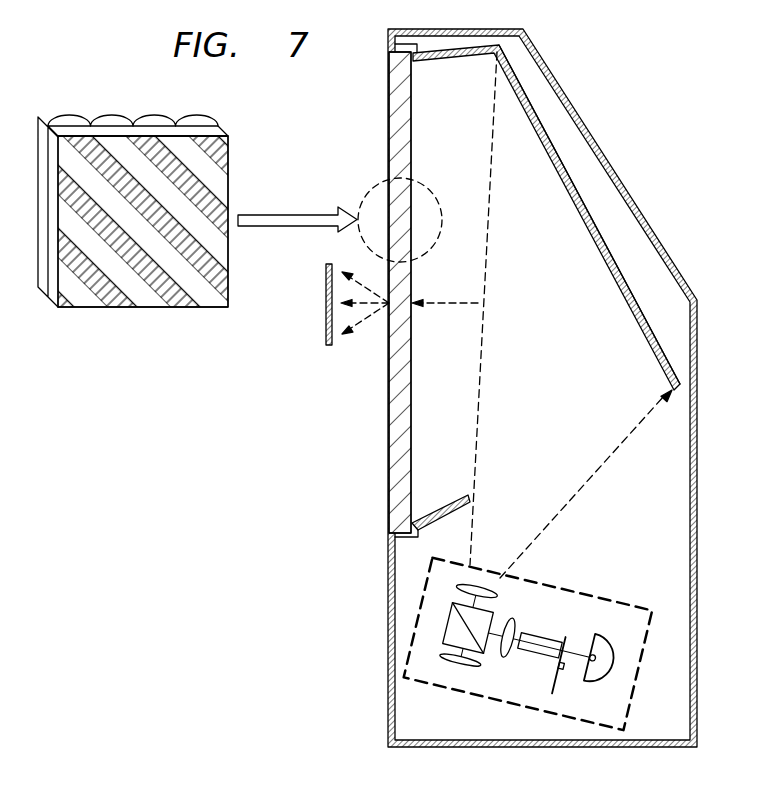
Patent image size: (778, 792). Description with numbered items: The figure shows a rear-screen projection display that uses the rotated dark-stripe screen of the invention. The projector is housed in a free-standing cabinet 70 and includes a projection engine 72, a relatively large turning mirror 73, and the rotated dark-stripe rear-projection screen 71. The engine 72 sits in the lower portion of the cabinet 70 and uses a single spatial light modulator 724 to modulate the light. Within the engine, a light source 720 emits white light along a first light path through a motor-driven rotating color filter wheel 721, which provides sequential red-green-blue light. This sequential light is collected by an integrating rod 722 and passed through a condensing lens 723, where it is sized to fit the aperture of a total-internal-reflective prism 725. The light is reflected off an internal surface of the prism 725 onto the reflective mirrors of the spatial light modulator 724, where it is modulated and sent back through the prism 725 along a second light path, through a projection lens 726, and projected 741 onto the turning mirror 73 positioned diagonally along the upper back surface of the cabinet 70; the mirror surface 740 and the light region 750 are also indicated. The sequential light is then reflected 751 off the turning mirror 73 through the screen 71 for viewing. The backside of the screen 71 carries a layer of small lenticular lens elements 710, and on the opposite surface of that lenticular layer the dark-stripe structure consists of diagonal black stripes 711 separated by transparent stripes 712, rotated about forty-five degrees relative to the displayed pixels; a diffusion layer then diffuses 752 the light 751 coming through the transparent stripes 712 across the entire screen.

The free-standing cabinet 70 is at (698, 462).
The rotated dark-stripe rear-projection screen 71 is at (385, 183).
The projection engine 72 is at (636, 607).
The turning mirror 73 is at (585, 220).
The lenticular lens elements 710 is at (75, 118).
The black stripes 711 is at (229, 158).
The transparent stripes 712 is at (92, 300).
The light source 720 is at (614, 670).
The rotating color filter wheel 721 is at (559, 688).
The integrating rod 722 is at (536, 656).
The condensing lens 723 is at (518, 630).
The spatial light modulator 724 is at (450, 670).
The total-internal-reflective prism 725 is at (447, 623).
The projection lens 726 is at (481, 584).
The reflecting surface 740 is at (671, 362).
The projected light 741 is at (592, 485).
The light path to window 750 is at (472, 105).
The reflected light 751 is at (456, 305).
The diffused light 752 is at (320, 265).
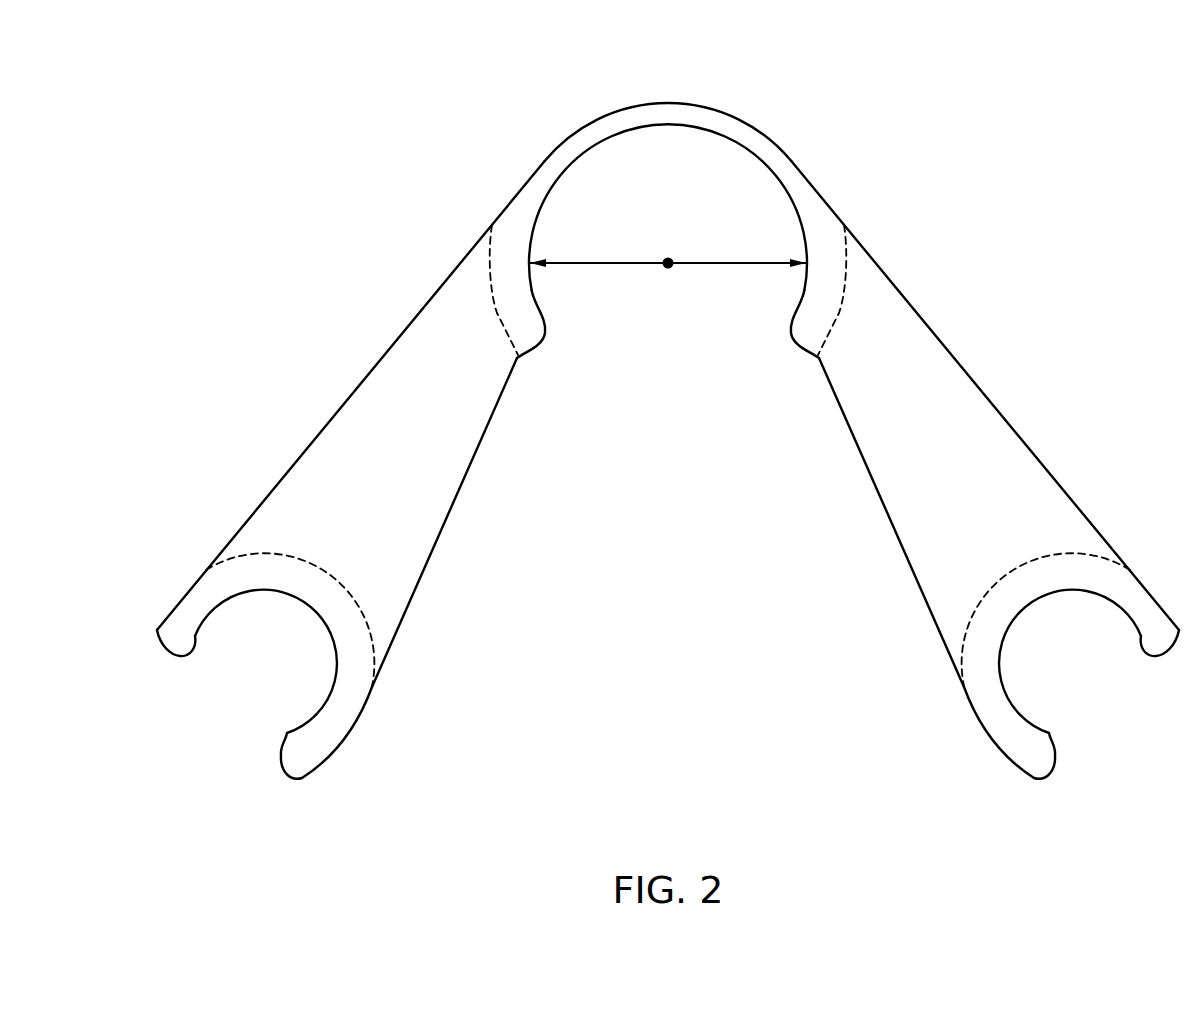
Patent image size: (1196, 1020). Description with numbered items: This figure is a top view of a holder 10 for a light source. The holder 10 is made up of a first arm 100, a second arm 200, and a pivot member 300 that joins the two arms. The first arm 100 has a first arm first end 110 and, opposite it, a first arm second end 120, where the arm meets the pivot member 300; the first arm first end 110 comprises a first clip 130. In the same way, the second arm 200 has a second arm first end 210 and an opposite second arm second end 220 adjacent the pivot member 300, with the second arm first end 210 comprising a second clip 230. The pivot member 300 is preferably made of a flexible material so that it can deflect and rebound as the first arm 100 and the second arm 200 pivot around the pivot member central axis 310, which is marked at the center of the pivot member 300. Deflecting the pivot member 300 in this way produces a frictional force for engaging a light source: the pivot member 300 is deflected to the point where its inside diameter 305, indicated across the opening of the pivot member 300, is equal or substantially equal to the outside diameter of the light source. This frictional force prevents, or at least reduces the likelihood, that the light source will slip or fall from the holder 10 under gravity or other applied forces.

The holder 10 is at (902, 84).
The first arm 100 is at (335, 432).
The first arm first end 110 is at (343, 583).
The first arm second end 120 is at (497, 313).
The first clip 130 is at (352, 745).
The second arm 200 is at (1001, 432).
The second arm first end 210 is at (993, 583).
The second arm second end 220 is at (841, 315).
The second clip 230 is at (984, 745).
The pivot member 300 is at (675, 98).
The inside diameter 305 is at (600, 263).
The pivot member central axis 310 is at (670, 268).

----

### Consigne donnée:
Recopiez à l'identique toutes les lignes du matériel ci-dessus, sans reprendre les images.

### Exercice terminé:
Patent image size: (778, 792). Description with numbered items: The figure shows a rear-screen projection display that uses the rotated dark-stripe screen of the invention. The projector is housed in a free-standing cabinet 70 and includes a projection engine 72, a relatively large turning mirror 73, and the rotated dark-stripe rear-projection screen 71. The engine 72 sits in the lower portion of the cabinet 70 and uses a single spatial light modulator 724 to modulate the light. Within the engine, a light source 720 emits white light along a first light path through a motor-driven rotating color filter wheel 721, which provides sequential red-green-blue light. This sequential light is collected by an integrating rod 722 and passed through a condensing lens 723, where it is sized to fit the aperture of a total-internal-reflective prism 725. The light is reflected off an internal surface of the prism 725 onto the reflective mirrors of the spatial light modulator 724, where it is modulated and sent back through the prism 725 along a second light path, through a projection lens 726, and projected 741 onto the turning mirror 73 positioned diagonally along the upper back surface of the cabinet 70; the mirror surface 740 and the light region 750 are also indicated. The sequential light is then reflected 751 off the turning mirror 73 through the screen 71 for viewing. The backside of the screen 71 carries a layer of small lenticular lens elements 710, and on the opposite surface of that lenticular layer the dark-stripe structure consists of diagonal black stripes 711 separated by transparent stripes 712, rotated about forty-five degrees relative to the displayed pixels; a diffusion layer then diffuses 752 the light 751 coming through the transparent stripes 712 across the entire screen.

The free-standing cabinet 70 is at (698, 462).
The rotated dark-stripe rear-projection screen 71 is at (385, 183).
The projection engine 72 is at (636, 607).
The turning mirror 73 is at (585, 220).
The lenticular lens elements 710 is at (75, 118).
The black stripes 711 is at (229, 158).
The transparent stripes 712 is at (92, 300).
The light source 720 is at (614, 670).
The rotating color filter wheel 721 is at (559, 688).
The integrating rod 722 is at (536, 656).
The condensing lens 723 is at (518, 630).
The spatial light modulator 724 is at (450, 670).
The total-internal-reflective prism 725 is at (447, 623).
The projection lens 726 is at (481, 584).
The reflecting surface 740 is at (671, 362).
The projected light 741 is at (592, 485).
The light path to window 750 is at (472, 105).
The reflected light 751 is at (456, 305).
The diffused light 752 is at (320, 265).
Patent image size: (1196, 1020). Description with numbered items: This figure is a top view of a holder 10 for a light source. The holder 10 is made up of a first arm 100, a second arm 200, and a pivot member 300 that joins the two arms. The first arm 100 has a first arm first end 110 and, opposite it, a first arm second end 120, where the arm meets the pivot member 300; the first arm first end 110 comprises a first clip 130. In the same way, the second arm 200 has a second arm first end 210 and an opposite second arm second end 220 adjacent the pivot member 300, with the second arm first end 210 comprising a second clip 230. The pivot member 300 is preferably made of a flexible material so that it can deflect and rebound as the first arm 100 and the second arm 200 pivot around the pivot member central axis 310, which is marked at the center of the pivot member 300. Deflecting the pivot member 300 in this way produces a frictional force for engaging a light source: the pivot member 300 is deflected to the point where its inside diameter 305, indicated across the opening of the pivot member 300, is equal or substantially equal to the outside diameter of the light source. This frictional force prevents, or at least reduces the likelihood, that the light source will slip or fall from the holder 10 under gravity or other applied forces.

The holder 10 is at (902, 84).
The first arm 100 is at (335, 432).
The first arm first end 110 is at (343, 583).
The first arm second end 120 is at (497, 313).
The first clip 130 is at (352, 745).
The second arm 200 is at (1001, 432).
The second arm first end 210 is at (993, 583).
The second arm second end 220 is at (841, 315).
The second clip 230 is at (984, 745).
The pivot member 300 is at (675, 98).
The inside diameter 305 is at (600, 263).
The pivot member central axis 310 is at (670, 268).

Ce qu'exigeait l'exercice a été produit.